### YOUR TASK:
Present the following entries again, word for word and in full.

___ RECORD SET ___

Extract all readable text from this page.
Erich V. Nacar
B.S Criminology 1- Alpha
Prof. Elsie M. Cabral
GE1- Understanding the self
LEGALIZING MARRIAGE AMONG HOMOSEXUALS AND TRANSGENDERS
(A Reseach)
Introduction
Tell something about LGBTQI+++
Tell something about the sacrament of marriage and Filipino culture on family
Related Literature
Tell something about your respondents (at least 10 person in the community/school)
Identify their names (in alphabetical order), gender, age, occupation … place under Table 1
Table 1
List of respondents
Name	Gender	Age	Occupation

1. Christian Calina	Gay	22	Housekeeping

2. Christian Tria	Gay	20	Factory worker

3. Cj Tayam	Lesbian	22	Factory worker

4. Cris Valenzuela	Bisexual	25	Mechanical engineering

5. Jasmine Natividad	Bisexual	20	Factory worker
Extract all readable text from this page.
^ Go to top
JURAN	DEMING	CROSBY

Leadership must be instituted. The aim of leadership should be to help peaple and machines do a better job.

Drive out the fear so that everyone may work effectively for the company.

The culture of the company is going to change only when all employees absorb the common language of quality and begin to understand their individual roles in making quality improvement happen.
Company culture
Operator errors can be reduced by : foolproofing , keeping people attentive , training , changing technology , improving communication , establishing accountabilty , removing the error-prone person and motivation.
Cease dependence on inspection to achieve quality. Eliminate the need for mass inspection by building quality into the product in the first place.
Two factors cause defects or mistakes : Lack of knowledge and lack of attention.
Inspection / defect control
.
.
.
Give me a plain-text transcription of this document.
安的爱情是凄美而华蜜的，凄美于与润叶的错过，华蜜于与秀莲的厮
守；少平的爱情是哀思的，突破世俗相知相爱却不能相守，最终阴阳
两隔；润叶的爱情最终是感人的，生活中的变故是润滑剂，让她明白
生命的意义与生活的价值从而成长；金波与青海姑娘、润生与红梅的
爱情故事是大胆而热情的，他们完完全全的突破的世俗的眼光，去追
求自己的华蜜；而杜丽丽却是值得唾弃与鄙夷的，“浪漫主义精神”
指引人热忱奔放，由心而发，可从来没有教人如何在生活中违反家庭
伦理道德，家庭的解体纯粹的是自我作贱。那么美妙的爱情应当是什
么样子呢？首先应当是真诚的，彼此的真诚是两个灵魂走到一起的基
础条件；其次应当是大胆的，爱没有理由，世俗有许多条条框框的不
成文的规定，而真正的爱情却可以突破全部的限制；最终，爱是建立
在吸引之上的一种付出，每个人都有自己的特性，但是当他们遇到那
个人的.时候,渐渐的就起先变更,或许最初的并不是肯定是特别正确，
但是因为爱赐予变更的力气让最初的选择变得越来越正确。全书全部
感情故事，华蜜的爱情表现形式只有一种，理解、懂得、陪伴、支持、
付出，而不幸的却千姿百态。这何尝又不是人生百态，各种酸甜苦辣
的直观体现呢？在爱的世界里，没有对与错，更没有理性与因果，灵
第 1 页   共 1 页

___

### TASK OUTPUT:
Extract all readable text from this page.
Erich V. Nacar
B.S Criminology 1- Alpha
Prof. Elsie M. Cabral
GE1- Understanding the self
LEGALIZING MARRIAGE AMONG HOMOSEXUALS AND TRANSGENDERS
(A Reseach)
Introduction
Tell something about LGBTQI+++
Tell something about the sacrament of marriage and Filipino culture on family
Related Literature
Tell something about your respondents (at least 10 person in the community/school)
Identify their names (in alphabetical order), gender, age, occupation … place under Table 1
Table 1
List of respondents
Name	Gender	Age	Occupation

1. Christian Calina	Gay	22	Housekeeping

2. Christian Tria	Gay	20	Factory worker

3. Cj Tayam	Lesbian	22	Factory worker

4. Cris Valenzuela	Bisexual	25	Mechanical engineering

5. Jasmine Natividad	Bisexual	20	Factory worker
Extract all readable text from this page.
^ Go to top
JURAN	DEMING	CROSBY

Leadership must be instituted. The aim of leadership should be to help peaple and machines do a better job.

Drive out the fear so that everyone may work effectively for the company.

The culture of the company is going to change only when all employees absorb the common language of quality and begin to understand their individual roles in making quality improvement happen.
Company culture
Operator errors can be reduced by : foolproofing , keeping people attentive , training , changing technology , improving communication , establishing accountabilty , removing the error-prone person and motivation.
Cease dependence on inspection to achieve quality. Eliminate the need for mass inspection by building quality into the product in the first place.
Two factors cause defects or mistakes : Lack of knowledge and lack of attention.
Inspection / defect control
.
.
.
Give me a plain-text transcription of this document.
安的爱情是凄美而华蜜的，凄美于与润叶的错过，华蜜于与秀莲的厮
守；少平的爱情是哀思的，突破世俗相知相爱却不能相守，最终阴阳
两隔；润叶的爱情最终是感人的，生活中的变故是润滑剂，让她明白
生命的意义与生活的价值从而成长；金波与青海姑娘、润生与红梅的
爱情故事是大胆而热情的，他们完完全全的突破的世俗的眼光，去追
求自己的华蜜；而杜丽丽却是值得唾弃与鄙夷的，“浪漫主义精神”
指引人热忱奔放，由心而发，可从来没有教人如何在生活中违反家庭
伦理道德，家庭的解体纯粹的是自我作贱。那么美妙的爱情应当是什
么样子呢？首先应当是真诚的，彼此的真诚是两个灵魂走到一起的基
础条件；其次应当是大胆的，爱没有理由，世俗有许多条条框框的不
成文的规定，而真正的爱情却可以突破全部的限制；最终，爱是建立
在吸引之上的一种付出，每个人都有自己的特性，但是当他们遇到那
个人的.时候,渐渐的就起先变更,或许最初的并不是肯定是特别正确，
但是因为爱赐予变更的力气让最初的选择变得越来越正确。全书全部
感情故事，华蜜的爱情表现形式只有一种，理解、懂得、陪伴、支持、
付出，而不幸的却千姿百态。这何尝又不是人生百态，各种酸甜苦辣
的直观体现呢？在爱的世界里，没有对与错，更没有理性与因果，灵
第 1 页   共 1 页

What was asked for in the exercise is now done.